[Start of DATA ROWS]
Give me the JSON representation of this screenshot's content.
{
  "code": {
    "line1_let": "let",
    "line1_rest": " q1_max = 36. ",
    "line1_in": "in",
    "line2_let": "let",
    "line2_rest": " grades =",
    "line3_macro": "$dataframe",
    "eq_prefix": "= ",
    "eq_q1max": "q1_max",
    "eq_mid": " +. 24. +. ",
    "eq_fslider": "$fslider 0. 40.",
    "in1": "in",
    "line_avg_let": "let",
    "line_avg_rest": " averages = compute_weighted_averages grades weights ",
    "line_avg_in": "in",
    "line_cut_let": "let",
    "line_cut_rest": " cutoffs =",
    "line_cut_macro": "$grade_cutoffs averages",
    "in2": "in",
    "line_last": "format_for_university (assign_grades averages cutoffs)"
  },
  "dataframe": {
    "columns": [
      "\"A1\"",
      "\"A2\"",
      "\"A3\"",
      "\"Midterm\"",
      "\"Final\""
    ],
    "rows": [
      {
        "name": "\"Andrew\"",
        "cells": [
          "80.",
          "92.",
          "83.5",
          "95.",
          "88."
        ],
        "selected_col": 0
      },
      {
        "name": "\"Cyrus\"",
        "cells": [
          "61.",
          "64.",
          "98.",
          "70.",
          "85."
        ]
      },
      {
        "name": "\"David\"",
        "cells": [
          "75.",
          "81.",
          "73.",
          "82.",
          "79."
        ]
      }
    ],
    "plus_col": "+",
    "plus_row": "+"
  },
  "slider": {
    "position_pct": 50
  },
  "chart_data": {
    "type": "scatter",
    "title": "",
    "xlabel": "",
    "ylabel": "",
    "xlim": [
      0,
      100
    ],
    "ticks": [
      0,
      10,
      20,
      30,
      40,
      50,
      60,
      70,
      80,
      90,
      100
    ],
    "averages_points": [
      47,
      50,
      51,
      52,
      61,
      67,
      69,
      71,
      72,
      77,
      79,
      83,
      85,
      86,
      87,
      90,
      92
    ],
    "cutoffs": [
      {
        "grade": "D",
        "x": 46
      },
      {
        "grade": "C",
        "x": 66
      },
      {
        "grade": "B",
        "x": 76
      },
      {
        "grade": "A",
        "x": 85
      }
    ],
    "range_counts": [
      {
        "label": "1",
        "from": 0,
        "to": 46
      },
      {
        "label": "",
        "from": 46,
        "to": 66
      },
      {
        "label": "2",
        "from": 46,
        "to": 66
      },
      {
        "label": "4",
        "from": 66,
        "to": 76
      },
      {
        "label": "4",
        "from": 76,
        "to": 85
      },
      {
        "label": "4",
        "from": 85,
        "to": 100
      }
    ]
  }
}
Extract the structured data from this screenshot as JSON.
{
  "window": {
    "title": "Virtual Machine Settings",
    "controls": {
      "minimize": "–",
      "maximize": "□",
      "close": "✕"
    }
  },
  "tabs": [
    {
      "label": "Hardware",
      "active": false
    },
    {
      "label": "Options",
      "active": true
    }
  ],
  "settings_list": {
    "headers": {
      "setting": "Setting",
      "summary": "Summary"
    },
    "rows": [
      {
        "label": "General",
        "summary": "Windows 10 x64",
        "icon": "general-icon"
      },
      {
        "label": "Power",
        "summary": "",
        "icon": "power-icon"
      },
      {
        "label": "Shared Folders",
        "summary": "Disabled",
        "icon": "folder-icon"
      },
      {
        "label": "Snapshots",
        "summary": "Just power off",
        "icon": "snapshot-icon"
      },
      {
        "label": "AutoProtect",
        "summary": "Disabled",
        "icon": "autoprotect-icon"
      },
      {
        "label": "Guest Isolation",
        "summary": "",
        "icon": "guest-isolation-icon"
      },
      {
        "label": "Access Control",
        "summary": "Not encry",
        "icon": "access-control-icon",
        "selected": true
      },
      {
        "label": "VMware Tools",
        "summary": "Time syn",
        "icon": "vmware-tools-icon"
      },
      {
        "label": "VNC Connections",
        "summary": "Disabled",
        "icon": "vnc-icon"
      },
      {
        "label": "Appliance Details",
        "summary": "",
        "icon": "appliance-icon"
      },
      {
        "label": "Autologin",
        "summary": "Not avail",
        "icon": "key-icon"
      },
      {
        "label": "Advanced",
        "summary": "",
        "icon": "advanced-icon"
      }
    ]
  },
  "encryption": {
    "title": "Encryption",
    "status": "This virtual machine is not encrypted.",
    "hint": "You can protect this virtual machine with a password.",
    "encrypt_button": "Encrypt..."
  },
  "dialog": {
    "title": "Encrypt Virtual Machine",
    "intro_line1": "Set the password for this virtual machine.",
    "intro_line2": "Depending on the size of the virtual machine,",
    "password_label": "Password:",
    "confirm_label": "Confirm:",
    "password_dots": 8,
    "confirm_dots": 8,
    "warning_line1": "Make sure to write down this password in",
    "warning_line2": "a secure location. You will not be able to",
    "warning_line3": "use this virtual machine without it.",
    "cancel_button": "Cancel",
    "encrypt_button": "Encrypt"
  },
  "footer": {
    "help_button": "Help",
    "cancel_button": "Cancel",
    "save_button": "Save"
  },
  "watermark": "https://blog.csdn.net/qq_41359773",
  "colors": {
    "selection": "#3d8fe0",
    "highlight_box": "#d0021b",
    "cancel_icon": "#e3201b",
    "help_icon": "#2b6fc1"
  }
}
[End of DATA ROWS]
WHAT IS NEEDED
Nothing in the listing may be changed; retype it all exactly.

CORRECT OUTPUT
Give me the JSON representation of this screenshot's content.
{
  "code": {
    "line1_let": "let",
    "line1_rest": " q1_max = 36. ",
    "line1_in": "in",
    "line2_let": "let",
    "line2_rest": " grades =",
    "line3_macro": "$dataframe",
    "eq_prefix": "= ",
    "eq_q1max": "q1_max",
    "eq_mid": " +. 24. +. ",
    "eq_fslider": "$fslider 0. 40.",
    "in1": "in",
    "line_avg_let": "let",
    "line_avg_rest": " averages = compute_weighted_averages grades weights ",
    "line_avg_in": "in",
    "line_cut_let": "let",
    "line_cut_rest": " cutoffs =",
    "line_cut_macro": "$grade_cutoffs averages",
    "in2": "in",
    "line_last": "format_for_university (assign_grades averages cutoffs)"
  },
  "dataframe": {
    "columns": [
      "\"A1\"",
      "\"A2\"",
      "\"A3\"",
      "\"Midterm\"",
      "\"Final\""
    ],
    "rows": [
      {
        "name": "\"Andrew\"",
        "cells": [
          "80.",
          "92.",
          "83.5",
          "95.",
          "88."
        ],
        "selected_col": 0
      },
      {
        "name": "\"Cyrus\"",
        "cells": [
          "61.",
          "64.",
          "98.",
          "70.",
          "85."
        ]
      },
      {
        "name": "\"David\"",
        "cells": [
          "75.",
          "81.",
          "73.",
          "82.",
          "79."
        ]
      }
    ],
    "plus_col": "+",
    "plus_row": "+"
  },
  "slider": {
    "position_pct": 50
  },
  "chart_data": {
    "type": "scatter",
    "title": "",
    "xlabel": "",
    "ylabel": "",
    "xlim": [
      0,
      100
    ],
    "ticks": [
      0,
      10,
      20,
      30,
      40,
      50,
      60,
      70,
      80,
      90,
      100
    ],
    "averages_points": [
      47,
      50,
      51,
      52,
      61,
      67,
      69,
      71,
      72,
      77,
      79,
      83,
      85,
      86,
      87,
      90,
      92
    ],
    "cutoffs": [
      {
        "grade": "D",
        "x": 46
      },
      {
        "grade": "C",
        "x": 66
      },
      {
        "grade": "B",
        "x": 76
      },
      {
        "grade": "A",
        "x": 85
      }
    ],
    "range_counts": [
      {
        "label": "1",
        "from": 0,
        "to": 46
      },
      {
        "label": "",
        "from": 46,
        "to": 66
      },
      {
        "label": "2",
        "from": 46,
        "to": 66
      },
      {
        "label": "4",
        "from": 66,
        "to": 76
      },
      {
        "label": "4",
        "from": 76,
        "to": 85
      },
      {
        "label": "4",
        "from": 85,
        "to": 100
      }
    ]
  }
}
Extract the structured data from this screenshot as JSON.
{
  "window": {
    "title": "Virtual Machine Settings",
    "controls": {
      "minimize": "–",
      "maximize": "□",
      "close": "✕"
    }
  },
  "tabs": [
    {
      "label": "Hardware",
      "active": false
    },
    {
      "label": "Options",
      "active": true
    }
  ],
  "settings_list": {
    "headers": {
      "setting": "Setting",
      "summary": "Summary"
    },
    "rows": [
      {
        "label": "General",
        "summary": "Windows 10 x64",
        "icon": "general-icon"
      },
      {
        "label": "Power",
        "summary": "",
        "icon": "power-icon"
      },
      {
        "label": "Shared Folders",
        "summary": "Disabled",
        "icon": "folder-icon"
      },
      {
        "label": "Snapshots",
        "summary": "Just power off",
        "icon": "snapshot-icon"
      },
      {
        "label": "AutoProtect",
        "summary": "Disabled",
        "icon": "autoprotect-icon"
      },
      {
        "label": "Guest Isolation",
        "summary": "",
        "icon": "guest-isolation-icon"
      },
      {
        "label": "Access Control",
        "summary": "Not encry",
        "icon": "access-control-icon",
        "selected": true
      },
      {
        "label": "VMware Tools",
        "summary": "Time syn",
        "icon": "vmware-tools-icon"
      },
      {
        "label": "VNC Connections",
        "summary": "Disabled",
        "icon": "vnc-icon"
      },
      {
        "label": "Appliance Details",
        "summary": "",
        "icon": "appliance-icon"
      },
      {
        "label": "Autologin",
        "summary": "Not avail",
        "icon": "key-icon"
      },
      {
        "label": "Advanced",
        "summary": "",
        "icon": "advanced-icon"
      }
    ]
  },
  "encryption": {
    "title": "Encryption",
    "status": "This virtual machine is not encrypted.",
    "hint": "You can protect this virtual machine with a password.",
    "encrypt_button": "Encrypt..."
  },
  "dialog": {
    "title": "Encrypt Virtual Machine",
    "intro_line1": "Set the password for this virtual machine.",
    "intro_line2": "Depending on the size of the virtual machine,",
    "password_label": "Password:",
    "confirm_label": "Confirm:",
    "password_dots": 8,
    "confirm_dots": 8,
    "warning_line1": "Make sure to write down this password in",
    "warning_line2": "a secure location. You will not be able to",
    "warning_line3": "use this virtual machine without it.",
    "cancel_button": "Cancel",
    "encrypt_button": "Encrypt"
  },
  "footer": {
    "help_button": "Help",
    "cancel_button": "Cancel",
    "save_button": "Save"
  },
  "watermark": "https://blog.csdn.net/qq_41359773",
  "colors": {
    "selection": "#3d8fe0",
    "highlight_box": "#d0021b",
    "cancel_icon": "#e3201b",
    "help_icon": "#2b6fc1"
  }
}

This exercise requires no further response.